• PROMPT
Listed below are entries; give the number of lines among them that include "αέρας", and only that number.

(Extracted records)
++++++

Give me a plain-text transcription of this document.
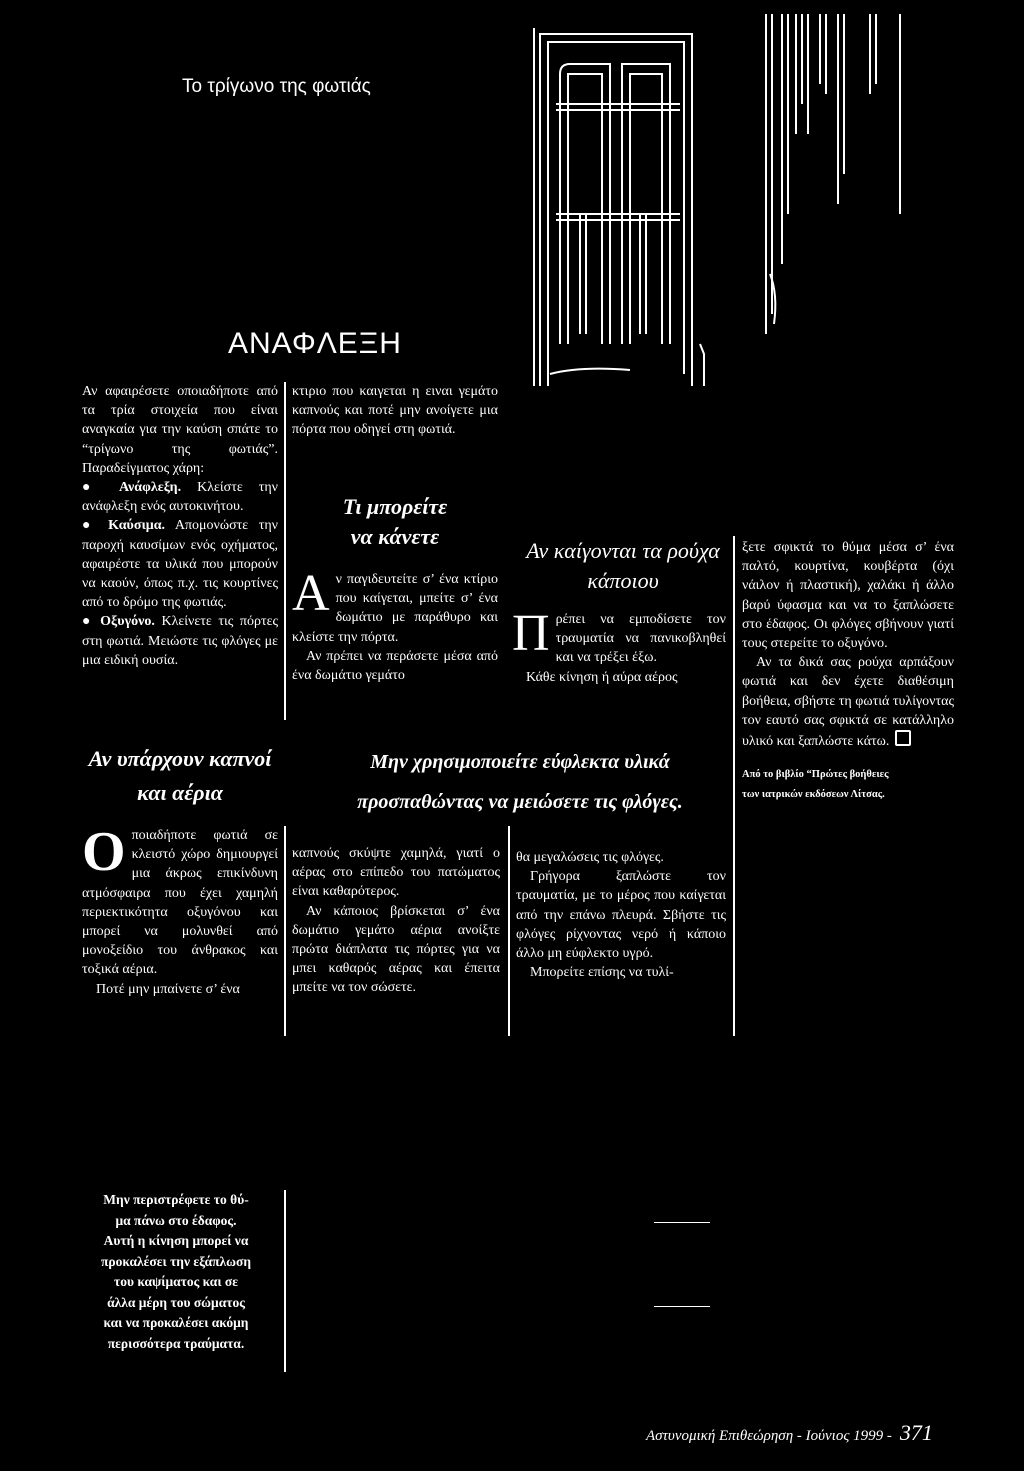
Το τρίγωνο της φωτιάς
ΑΝΑΦΛΕΞΗ
Αν αφαιρέσετε οποιαδήποτε από τα τρία στοιχεία που είναι αναγκαία για την καύση σπάτε το “τρίγωνο της φωτιάς”. Παραδείγματος χάρη:
● Ανάφλεξη. Κλείστε την ανάφλεξη ενός αυτοκινήτου.
● Καύσιμα. Απομονώστε την παροχή καυσίμων ενός οχήματος, αφαιρέστε τα υλικά που μπορούν να καούν, όπως π.χ. τις κουρτίνες από το δρόμο της φωτιάς.
● Οξυγόνο. Κλείνετε τις πόρτες στη φωτιά. Μειώστε τις φλόγες με μια ειδική ουσία.
Αν υπάρχουν καπνοί και αέρια
Ο ποιαδήποτε φωτιά σε κλειστό χώρο δημιουργεί μια άκρως επικίνδυνη ατμόσφαιρα που έχει χαμηλή περιεκτικότητα οξυγόνου και μπορεί να μολυνθεί από μονοξείδιο του άνθρακος και τοξικά αέρια.
Ποτέ μην μπαίνετε σ’ ένα
κτιριο που καιγεται η ειναι γεμάτο καπνούς και ποτέ μην ανοίγετε μια πόρτα που οδηγεί στη φωτιά.
Τι μπορείτε να κάνετε
Α ν παγιδευτείτε σ’ ένα κτίριο που καίγεται, μπείτε σ’ ένα δωμάτιο με παράθυρο και κλείστε την πόρτα.
Αν πρέπει να περάσετε μέσα από ένα δωμάτιο γεμάτο
Αν καίγονται τα ρούχα κάποιου
Π ρέπει να εμποδίσετε τον τραυματία να πανικοβληθεί και να τρέξει έξω.
Κάθε κίνηση ή αύρα αέρος
ξετε σφικτά το θύμα μέσα σ’ ένα παλτό, κουρτίνα, κουβέρτα (όχι νάιλον ή πλαστική), χαλάκι ή άλλο βαρύ ύφασμα και να το ξαπλώσετε στο έδαφος. Οι φλόγες σβήνουν γιατί τους στερείτε το οξυγόνο.
Αν τα δικά σας ρούχα αρπάξουν φωτιά και δεν έχετε διαθέσιμη βοήθεια, σβήστε τη φωτιά τυλίγοντας τον εαυτό σας σφικτά σε κατάλληλο υλικό και ξαπλώστε κάτω.
Από το βιβλίο “Πρώτες βοήθειες
των ιατρικών εκδόσεων Λίτσας.
Μην χρησιμοποιείτε εύφλεκτα υλικά
προσπαθώντας να μειώσετε τις φλόγες.
καπνούς σκύψτε χαμηλά, γιατί ο αέρας στο επίπεδο του πατώματος είναι καθαρότερος.
Αν κάποιος βρίσκεται σ’ ένα δωμάτιο γεμάτο αέρια ανοίξτε πρώτα διάπλατα τις πόρτες για να μπει καθαρός αέρας και έπειτα μπείτε να τον σώσετε.
θα μεγαλώσεις τις φλόγες.
Γρήγορα ξαπλώστε τον τραυματία, με το μέρος που καίγεται από την επάνω πλευρά. Σβήστε τις φλόγες ρίχνοντας νερό ή κάποιο άλλο μη εύφλεκτο υγρό.
Μπορείτε επίσης να τυλί-

Μην περιστρέφετε το θύ-

μα πάνω στο έδαφος.

Αυτή η κίνηση μπορεί να

προκαλέσει την εξάπλωση

του καψίματος και σε

άλλα μέρη του σώματος

και να προκαλέσει ακόμη

περισσότερα τραύματα.

Αστυνομική Επιθεώρηση - Ιούνιος 1999 - 371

++++++

• FULL ANSWER
2